DIRECTIVE: Could you reproduce each of the following lines word for word, without changing anything?

[Dataset entries]
* * * *

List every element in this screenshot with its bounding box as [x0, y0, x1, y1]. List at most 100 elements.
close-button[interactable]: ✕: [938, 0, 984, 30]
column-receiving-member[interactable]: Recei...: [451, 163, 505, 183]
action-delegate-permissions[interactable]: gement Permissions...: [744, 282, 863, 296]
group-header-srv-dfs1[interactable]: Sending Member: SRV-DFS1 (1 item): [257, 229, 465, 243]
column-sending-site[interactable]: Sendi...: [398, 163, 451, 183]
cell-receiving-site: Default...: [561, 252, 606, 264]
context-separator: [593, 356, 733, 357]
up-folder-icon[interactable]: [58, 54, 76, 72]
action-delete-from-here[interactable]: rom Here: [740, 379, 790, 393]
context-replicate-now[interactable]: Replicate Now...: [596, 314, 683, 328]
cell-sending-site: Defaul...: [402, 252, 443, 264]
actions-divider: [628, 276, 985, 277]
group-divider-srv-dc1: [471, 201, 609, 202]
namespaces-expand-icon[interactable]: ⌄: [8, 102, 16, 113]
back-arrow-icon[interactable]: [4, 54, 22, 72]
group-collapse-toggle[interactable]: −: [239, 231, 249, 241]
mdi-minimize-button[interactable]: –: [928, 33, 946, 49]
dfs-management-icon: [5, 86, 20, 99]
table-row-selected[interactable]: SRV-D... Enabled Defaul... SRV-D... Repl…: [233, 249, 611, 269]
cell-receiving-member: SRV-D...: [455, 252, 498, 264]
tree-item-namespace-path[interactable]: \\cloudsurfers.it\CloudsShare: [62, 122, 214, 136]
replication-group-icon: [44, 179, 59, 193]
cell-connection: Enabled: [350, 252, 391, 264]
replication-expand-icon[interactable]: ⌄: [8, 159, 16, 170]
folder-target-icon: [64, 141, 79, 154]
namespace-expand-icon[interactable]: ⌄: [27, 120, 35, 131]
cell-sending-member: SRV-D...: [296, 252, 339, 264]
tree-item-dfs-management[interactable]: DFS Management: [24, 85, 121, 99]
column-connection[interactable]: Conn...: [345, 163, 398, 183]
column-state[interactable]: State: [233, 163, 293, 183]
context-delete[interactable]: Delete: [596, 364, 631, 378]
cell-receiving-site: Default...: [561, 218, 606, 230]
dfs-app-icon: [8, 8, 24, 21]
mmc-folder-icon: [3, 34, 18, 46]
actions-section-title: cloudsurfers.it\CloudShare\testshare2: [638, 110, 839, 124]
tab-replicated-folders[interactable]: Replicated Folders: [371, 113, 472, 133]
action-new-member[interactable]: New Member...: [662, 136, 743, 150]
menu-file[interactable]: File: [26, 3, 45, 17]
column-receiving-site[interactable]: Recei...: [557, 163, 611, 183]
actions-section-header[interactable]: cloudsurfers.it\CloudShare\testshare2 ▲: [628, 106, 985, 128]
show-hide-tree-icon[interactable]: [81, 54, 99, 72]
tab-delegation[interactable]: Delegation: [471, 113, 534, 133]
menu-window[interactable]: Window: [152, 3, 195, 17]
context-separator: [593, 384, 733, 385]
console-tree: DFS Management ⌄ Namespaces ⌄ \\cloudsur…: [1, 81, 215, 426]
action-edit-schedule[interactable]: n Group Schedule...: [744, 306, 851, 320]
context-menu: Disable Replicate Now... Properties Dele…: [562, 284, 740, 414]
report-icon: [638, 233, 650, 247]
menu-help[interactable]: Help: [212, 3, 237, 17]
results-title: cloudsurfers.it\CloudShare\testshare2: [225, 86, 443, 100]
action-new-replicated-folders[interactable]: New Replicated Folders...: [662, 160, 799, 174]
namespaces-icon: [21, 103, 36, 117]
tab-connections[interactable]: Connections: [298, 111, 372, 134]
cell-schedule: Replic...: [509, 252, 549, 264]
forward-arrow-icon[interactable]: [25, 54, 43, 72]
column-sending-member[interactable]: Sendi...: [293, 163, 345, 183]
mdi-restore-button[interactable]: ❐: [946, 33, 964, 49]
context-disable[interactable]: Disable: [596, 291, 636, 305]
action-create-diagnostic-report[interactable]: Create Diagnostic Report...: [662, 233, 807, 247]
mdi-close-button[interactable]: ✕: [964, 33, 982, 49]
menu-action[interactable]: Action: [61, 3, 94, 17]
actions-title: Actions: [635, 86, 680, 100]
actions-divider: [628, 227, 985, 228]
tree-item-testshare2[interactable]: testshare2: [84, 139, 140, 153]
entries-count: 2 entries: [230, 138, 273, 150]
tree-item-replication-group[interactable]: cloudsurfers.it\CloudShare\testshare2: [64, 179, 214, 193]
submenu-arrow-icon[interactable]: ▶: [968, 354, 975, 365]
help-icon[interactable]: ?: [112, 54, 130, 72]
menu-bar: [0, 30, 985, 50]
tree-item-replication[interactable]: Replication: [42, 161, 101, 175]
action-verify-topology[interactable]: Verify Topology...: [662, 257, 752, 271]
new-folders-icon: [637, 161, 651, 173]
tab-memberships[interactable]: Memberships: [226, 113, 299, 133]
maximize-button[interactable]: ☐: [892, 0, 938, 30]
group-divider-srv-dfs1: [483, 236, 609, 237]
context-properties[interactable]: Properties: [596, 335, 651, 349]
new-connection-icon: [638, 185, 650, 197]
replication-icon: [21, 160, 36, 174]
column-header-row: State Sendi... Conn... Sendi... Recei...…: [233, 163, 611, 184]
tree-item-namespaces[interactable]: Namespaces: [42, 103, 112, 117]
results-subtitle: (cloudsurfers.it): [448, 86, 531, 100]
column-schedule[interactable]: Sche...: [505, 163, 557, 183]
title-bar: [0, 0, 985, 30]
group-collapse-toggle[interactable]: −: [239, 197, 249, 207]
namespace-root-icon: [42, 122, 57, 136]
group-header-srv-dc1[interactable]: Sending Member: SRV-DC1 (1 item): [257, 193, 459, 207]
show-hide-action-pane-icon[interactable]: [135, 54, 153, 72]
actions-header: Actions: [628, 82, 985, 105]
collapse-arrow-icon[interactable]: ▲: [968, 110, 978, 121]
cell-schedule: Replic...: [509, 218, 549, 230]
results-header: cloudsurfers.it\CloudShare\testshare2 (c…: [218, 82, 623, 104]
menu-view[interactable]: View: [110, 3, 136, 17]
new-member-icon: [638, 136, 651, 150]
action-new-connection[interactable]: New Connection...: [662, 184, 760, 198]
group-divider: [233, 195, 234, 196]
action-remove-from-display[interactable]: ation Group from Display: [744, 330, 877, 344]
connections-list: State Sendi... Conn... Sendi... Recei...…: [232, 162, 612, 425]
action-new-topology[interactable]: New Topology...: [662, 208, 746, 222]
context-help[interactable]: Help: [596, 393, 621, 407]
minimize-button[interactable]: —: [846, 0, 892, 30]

* * * *

WRITTEN REPLY:
List every element in this screenshot with its bounding box as [x0, y0, x1, y1]. List at most 100 elements.
close-button[interactable]: ✕: [938, 0, 984, 30]
column-receiving-member[interactable]: Recei...: [451, 163, 505, 183]
action-delegate-permissions[interactable]: gement Permissions...: [744, 282, 863, 296]
group-header-srv-dfs1[interactable]: Sending Member: SRV-DFS1 (1 item): [257, 229, 465, 243]
column-sending-site[interactable]: Sendi...: [398, 163, 451, 183]
cell-receiving-site: Default...: [561, 252, 606, 264]
context-separator: [593, 356, 733, 357]
up-folder-icon[interactable]: [58, 54, 76, 72]
action-delete-from-here[interactable]: rom Here: [740, 379, 790, 393]
context-replicate-now[interactable]: Replicate Now...: [596, 314, 683, 328]
cell-sending-site: Defaul...: [402, 252, 443, 264]
actions-divider: [628, 276, 985, 277]
group-divider-srv-dc1: [471, 201, 609, 202]
namespaces-expand-icon[interactable]: ⌄: [8, 102, 16, 113]
back-arrow-icon[interactable]: [4, 54, 22, 72]
group-collapse-toggle[interactable]: −: [239, 231, 249, 241]
mdi-minimize-button[interactable]: –: [928, 33, 946, 49]
dfs-management-icon: [5, 86, 20, 99]
table-row-selected[interactable]: SRV-D... Enabled Defaul... SRV-D... Repl…: [233, 249, 611, 269]
cell-receiving-member: SRV-D...: [455, 252, 498, 264]
tree-item-namespace-path[interactable]: \\cloudsurfers.it\CloudsShare: [62, 122, 214, 136]
replication-group-icon: [44, 179, 59, 193]
cell-connection: Enabled: [350, 252, 391, 264]
replication-expand-icon[interactable]: ⌄: [8, 159, 16, 170]
folder-target-icon: [64, 141, 79, 154]
namespace-expand-icon[interactable]: ⌄: [27, 120, 35, 131]
cell-sending-member: SRV-D...: [296, 252, 339, 264]
tree-item-dfs-management[interactable]: DFS Management: [24, 85, 121, 99]
column-connection[interactable]: Conn...: [345, 163, 398, 183]
column-state[interactable]: State: [233, 163, 293, 183]
context-delete[interactable]: Delete: [596, 364, 631, 378]
cell-receiving-site: Default...: [561, 218, 606, 230]
dfs-app-icon: [8, 8, 24, 21]
mmc-folder-icon: [3, 34, 18, 46]
actions-section-title: cloudsurfers.it\CloudShare\testshare2: [638, 110, 839, 124]
tab-replicated-folders[interactable]: Replicated Folders: [371, 113, 472, 133]
action-new-member[interactable]: New Member...: [662, 136, 743, 150]
menu-file[interactable]: File: [26, 3, 45, 17]
column-receiving-site[interactable]: Recei...: [557, 163, 611, 183]
actions-section-header[interactable]: cloudsurfers.it\CloudShare\testshare2 ▲: [628, 106, 985, 128]
show-hide-tree-icon[interactable]: [81, 54, 99, 72]
tab-delegation[interactable]: Delegation: [471, 113, 534, 133]
menu-window[interactable]: Window: [152, 3, 195, 17]
context-separator: [593, 384, 733, 385]
console-tree: DFS Management ⌄ Namespaces ⌄ \\cloudsur…: [1, 81, 215, 426]
action-edit-schedule[interactable]: n Group Schedule...: [744, 306, 851, 320]
context-menu: Disable Replicate Now... Properties Dele…: [562, 284, 740, 414]
report-icon: [638, 233, 650, 247]
menu-help[interactable]: Help: [212, 3, 237, 17]
results-title: cloudsurfers.it\CloudShare\testshare2: [225, 86, 443, 100]
action-new-replicated-folders[interactable]: New Replicated Folders...: [662, 160, 799, 174]
namespaces-icon: [21, 103, 36, 117]
tab-connections[interactable]: Connections: [298, 111, 372, 134]
cell-schedule: Replic...: [509, 252, 549, 264]
forward-arrow-icon[interactable]: [25, 54, 43, 72]
column-sending-member[interactable]: Sendi...: [293, 163, 345, 183]
mdi-restore-button[interactable]: ❐: [946, 33, 964, 49]
context-disable[interactable]: Disable: [596, 291, 636, 305]
action-create-diagnostic-report[interactable]: Create Diagnostic Report...: [662, 233, 807, 247]
mdi-close-button[interactable]: ✕: [964, 33, 982, 49]
menu-action[interactable]: Action: [61, 3, 94, 17]
actions-title: Actions: [635, 86, 680, 100]
actions-divider: [628, 227, 985, 228]
tree-item-testshare2[interactable]: testshare2: [84, 139, 140, 153]
entries-count: 2 entries: [230, 138, 273, 150]
tree-item-replication-group[interactable]: cloudsurfers.it\CloudShare\testshare2: [64, 179, 214, 193]
submenu-arrow-icon[interactable]: ▶: [968, 354, 975, 365]
help-icon[interactable]: ?: [112, 54, 130, 72]
menu-bar: [0, 30, 985, 50]
tree-item-replication[interactable]: Replication: [42, 161, 101, 175]
action-verify-topology[interactable]: Verify Topology...: [662, 257, 752, 271]
new-folders-icon: [637, 161, 651, 173]
tab-memberships[interactable]: Memberships: [226, 113, 299, 133]
maximize-button[interactable]: ☐: [892, 0, 938, 30]
group-divider-srv-dfs1: [483, 236, 609, 237]
context-properties[interactable]: Properties: [596, 335, 651, 349]
new-connection-icon: [638, 185, 650, 197]
replication-icon: [21, 160, 36, 174]
column-header-row: State Sendi... Conn... Sendi... Recei...…: [233, 163, 611, 184]
tree-item-namespaces[interactable]: Namespaces: [42, 103, 112, 117]
results-subtitle: (cloudsurfers.it): [448, 86, 531, 100]
column-schedule[interactable]: Sche...: [505, 163, 557, 183]
title-bar: [0, 0, 985, 30]
group-collapse-toggle[interactable]: −: [239, 197, 249, 207]
namespace-root-icon: [42, 122, 57, 136]
group-header-srv-dc1[interactable]: Sending Member: SRV-DC1 (1 item): [257, 193, 459, 207]
show-hide-action-pane-icon[interactable]: [135, 54, 153, 72]
actions-header: Actions: [628, 82, 985, 105]
collapse-arrow-icon[interactable]: ▲: [968, 110, 978, 121]
cell-schedule: Replic...: [509, 218, 549, 230]
results-header: cloudsurfers.it\CloudShare\testshare2 (c…: [218, 82, 623, 104]
menu-view[interactable]: View: [110, 3, 136, 17]
new-member-icon: [638, 136, 651, 150]
action-new-connection[interactable]: New Connection...: [662, 184, 760, 198]
group-divider: [233, 195, 234, 196]
action-remove-from-display[interactable]: ation Group from Display: [744, 330, 877, 344]
connections-list: State Sendi... Conn... Sendi... Recei...…: [232, 162, 612, 425]
action-new-topology[interactable]: New Topology...: [662, 208, 746, 222]
context-help[interactable]: Help: [596, 393, 621, 407]
minimize-button[interactable]: —: [846, 0, 892, 30]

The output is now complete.